**DESCRIPTION OF THE TASK**
Reproduce all the material exactly, minus any pictures it holds.

**ENTRIES SUPPLIED**
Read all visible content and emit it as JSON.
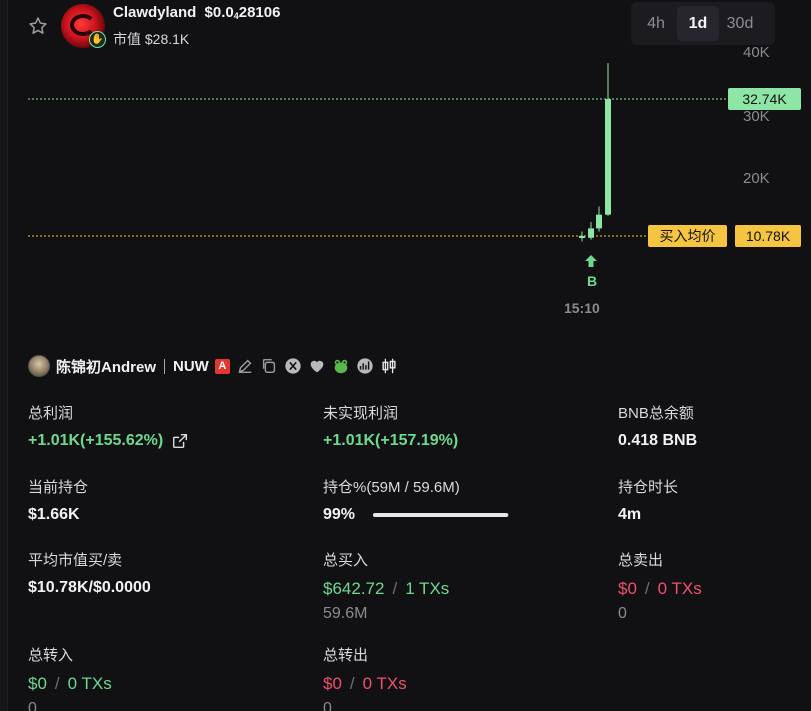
{
  "token": {
    "name": "Clawdyland",
    "price_prefix": "$0.0",
    "price_zeros": "4",
    "price_digits": "28106",
    "mcap": "市值 $28.1K"
  },
  "timeframes": [
    {
      "label": "4h",
      "active": false
    },
    {
      "label": "1d",
      "active": true
    },
    {
      "label": "30d",
      "active": false
    }
  ],
  "chart": {
    "y_ticks": [
      "40K",
      "30K",
      "20K"
    ],
    "current_price_tag": "32.74K",
    "avg_buy_label": "买入均价",
    "avg_buy_value": "10.78K",
    "buy_marker": "B",
    "time_label": "15:10",
    "colors": {
      "up": "#8ee6a6",
      "avg_line": "#f5c542",
      "current_line": "#8ee6a6"
    }
  },
  "chart_data": {
    "type": "candlestick",
    "x": [
      "15:10"
    ],
    "ylim": [
      0,
      45000
    ],
    "series": [
      {
        "values": [
          {
            "open": 10780,
            "high": 11500,
            "low": 9900,
            "close": 10500
          },
          {
            "open": 10500,
            "high": 13000,
            "low": 10200,
            "close": 12000
          },
          {
            "open": 12000,
            "high": 15500,
            "low": 11500,
            "close": 14200
          },
          {
            "open": 14200,
            "high": 38500,
            "low": 14000,
            "close": 32740
          }
        ]
      }
    ],
    "annotations": [
      "32.74K",
      "买入均价 10.78K",
      "B"
    ]
  },
  "trader": {
    "name": "陈锦初Andrew",
    "tag": "NUW",
    "badge": "A"
  },
  "stats": {
    "total_profit": {
      "label": "总利润",
      "value": "+1.01K(+155.62%)"
    },
    "unrealized_profit": {
      "label": "未实现利润",
      "value": "+1.01K(+157.19%)"
    },
    "bnb_balance": {
      "label": "BNB总余额",
      "value": "0.418 BNB"
    },
    "current_position": {
      "label": "当前持仓",
      "value": "$1.66K"
    },
    "holding_pct": {
      "label": "持仓%(59M / 59.6M)",
      "value": "99%",
      "fraction": 0.99
    },
    "holding_time": {
      "label": "持仓时长",
      "value": "4m"
    },
    "avg_mcap": {
      "label": "平均市值买/卖",
      "value": "$10.78K/$0.0000"
    },
    "total_buy": {
      "label": "总买入",
      "amount": "$642.72",
      "slash": "/",
      "txs": "1 TXs",
      "sub": "59.6M"
    },
    "total_sell": {
      "label": "总卖出",
      "amount": "$0",
      "slash": "/",
      "txs": "0 TXs",
      "sub": "0"
    },
    "total_transfer_in": {
      "label": "总转入",
      "amount": "$0",
      "slash": "/",
      "txs": "0 TXs",
      "sub": "0"
    },
    "total_transfer_out": {
      "label": "总转出",
      "amount": "$0",
      "slash": "/",
      "txs": "0 TXs",
      "sub": "0"
    }
  }
}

**EXERCISE RESPONSE**
Read all visible content and emit it as JSON.
{
  "token": {
    "name": "Clawdyland",
    "price_prefix": "$0.0",
    "price_zeros": "4",
    "price_digits": "28106",
    "mcap": "市值 $28.1K"
  },
  "timeframes": [
    {
      "label": "4h",
      "active": false
    },
    {
      "label": "1d",
      "active": true
    },
    {
      "label": "30d",
      "active": false
    }
  ],
  "chart": {
    "y_ticks": [
      "40K",
      "30K",
      "20K"
    ],
    "current_price_tag": "32.74K",
    "avg_buy_label": "买入均价",
    "avg_buy_value": "10.78K",
    "buy_marker": "B",
    "time_label": "15:10",
    "colors": {
      "up": "#8ee6a6",
      "avg_line": "#f5c542",
      "current_line": "#8ee6a6"
    }
  },
  "chart_data": {
    "type": "candlestick",
    "x": [
      "15:10"
    ],
    "ylim": [
      0,
      45000
    ],
    "series": [
      {
        "values": [
          {
            "open": 10780,
            "high": 11500,
            "low": 9900,
            "close": 10500
          },
          {
            "open": 10500,
            "high": 13000,
            "low": 10200,
            "close": 12000
          },
          {
            "open": 12000,
            "high": 15500,
            "low": 11500,
            "close": 14200
          },
          {
            "open": 14200,
            "high": 38500,
            "low": 14000,
            "close": 32740
          }
        ]
      }
    ],
    "annotations": [
      "32.74K",
      "买入均价 10.78K",
      "B"
    ]
  },
  "trader": {
    "name": "陈锦初Andrew",
    "tag": "NUW",
    "badge": "A"
  },
  "stats": {
    "total_profit": {
      "label": "总利润",
      "value": "+1.01K(+155.62%)"
    },
    "unrealized_profit": {
      "label": "未实现利润",
      "value": "+1.01K(+157.19%)"
    },
    "bnb_balance": {
      "label": "BNB总余额",
      "value": "0.418 BNB"
    },
    "current_position": {
      "label": "当前持仓",
      "value": "$1.66K"
    },
    "holding_pct": {
      "label": "持仓%(59M / 59.6M)",
      "value": "99%",
      "fraction": 0.99
    },
    "holding_time": {
      "label": "持仓时长",
      "value": "4m"
    },
    "avg_mcap": {
      "label": "平均市值买/卖",
      "value": "$10.78K/$0.0000"
    },
    "total_buy": {
      "label": "总买入",
      "amount": "$642.72",
      "slash": "/",
      "txs": "1 TXs",
      "sub": "59.6M"
    },
    "total_sell": {
      "label": "总卖出",
      "amount": "$0",
      "slash": "/",
      "txs": "0 TXs",
      "sub": "0"
    },
    "total_transfer_in": {
      "label": "总转入",
      "amount": "$0",
      "slash": "/",
      "txs": "0 TXs",
      "sub": "0"
    },
    "total_transfer_out": {
      "label": "总转出",
      "amount": "$0",
      "slash": "/",
      "txs": "0 TXs",
      "sub": "0"
    }
  }
}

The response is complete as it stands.